* DIRECTIONS FOR THIS TASK: Rewrite the lines from the one containing "Segment this chart: for" through the one containing "series-label: Respiratory: [120, 222, 194, 238]", both included, as a JSON list of strings with one string per line. Omit blank lines and the pictures.

* DATA SHOWN:
..........

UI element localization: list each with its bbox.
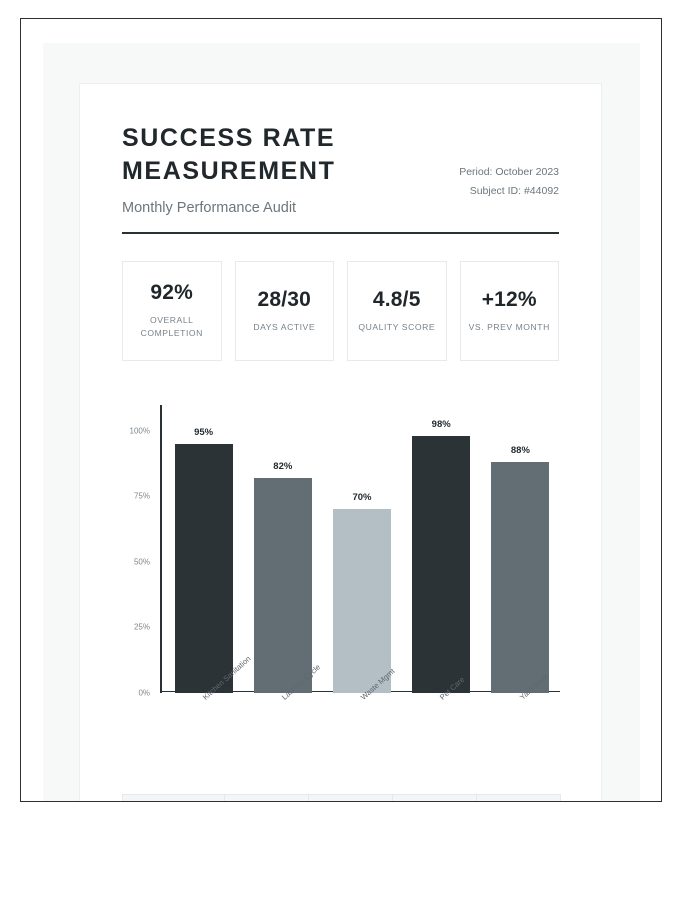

..........

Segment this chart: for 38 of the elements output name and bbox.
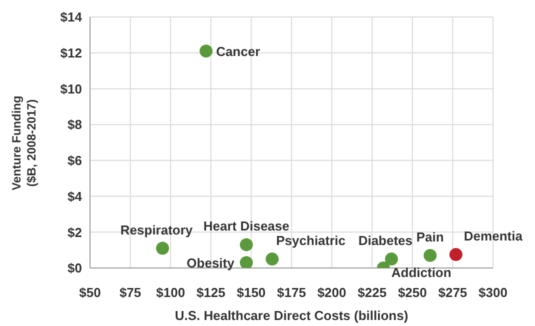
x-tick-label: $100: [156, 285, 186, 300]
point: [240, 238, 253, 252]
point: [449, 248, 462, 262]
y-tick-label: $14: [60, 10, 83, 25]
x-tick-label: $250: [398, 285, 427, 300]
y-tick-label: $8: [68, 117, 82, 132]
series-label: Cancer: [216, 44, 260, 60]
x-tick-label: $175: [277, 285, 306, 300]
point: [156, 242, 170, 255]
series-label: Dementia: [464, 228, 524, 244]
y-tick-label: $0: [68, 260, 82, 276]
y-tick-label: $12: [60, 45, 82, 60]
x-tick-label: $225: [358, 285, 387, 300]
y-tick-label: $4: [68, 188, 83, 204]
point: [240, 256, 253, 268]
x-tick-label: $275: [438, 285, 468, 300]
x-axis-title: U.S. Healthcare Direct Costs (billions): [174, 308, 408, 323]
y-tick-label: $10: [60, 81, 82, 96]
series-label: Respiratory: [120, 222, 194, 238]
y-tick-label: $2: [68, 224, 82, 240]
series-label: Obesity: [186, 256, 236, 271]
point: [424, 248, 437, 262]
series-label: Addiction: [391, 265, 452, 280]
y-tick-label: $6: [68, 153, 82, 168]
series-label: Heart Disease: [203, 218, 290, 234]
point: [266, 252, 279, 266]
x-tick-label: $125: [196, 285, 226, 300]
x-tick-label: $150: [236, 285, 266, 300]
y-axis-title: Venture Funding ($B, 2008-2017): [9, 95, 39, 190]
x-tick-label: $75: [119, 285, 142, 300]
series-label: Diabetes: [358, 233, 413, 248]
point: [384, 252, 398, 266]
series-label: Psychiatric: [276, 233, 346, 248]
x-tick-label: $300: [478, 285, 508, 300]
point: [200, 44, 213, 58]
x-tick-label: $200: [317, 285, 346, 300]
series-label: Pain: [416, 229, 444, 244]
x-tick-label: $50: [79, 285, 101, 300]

..........

* EXERCISE RESPONSE:
[
  "Segment this chart: for 38 of the elements output name and bbox.",
  "x-tick-label: $100: [156, 285, 186, 300]",
  "point: [240, 238, 253, 252]",
  "point: [449, 248, 462, 262]",
  "y-tick-label: $14: [60, 10, 83, 25]",
  "x-tick-label: $250: [398, 285, 427, 300]",
  "y-tick-label: $8: [68, 117, 82, 132]",
  "series-label: Cancer: [216, 44, 260, 60]",
  "x-tick-label: $175: [277, 285, 306, 300]",
  "point: [156, 242, 170, 255]",
  "series-label: Dementia: [464, 228, 524, 244]",
  "y-tick-label: $0: [68, 260, 82, 276]",
  "y-tick-label: $12: [60, 45, 82, 60]",
  "x-tick-label: $225: [358, 285, 387, 300]",
  "y-tick-label: $4: [68, 188, 83, 204]",
  "point: [240, 256, 253, 268]",
  "x-tick-label: $275: [438, 285, 468, 300]",
  "x-axis-title: U.S. Healthcare Direct Costs (billions): [174, 308, 408, 323]",
  "y-tick-label: $10: [60, 81, 82, 96]",
  "series-label: Respiratory: [120, 222, 194, 238]"
]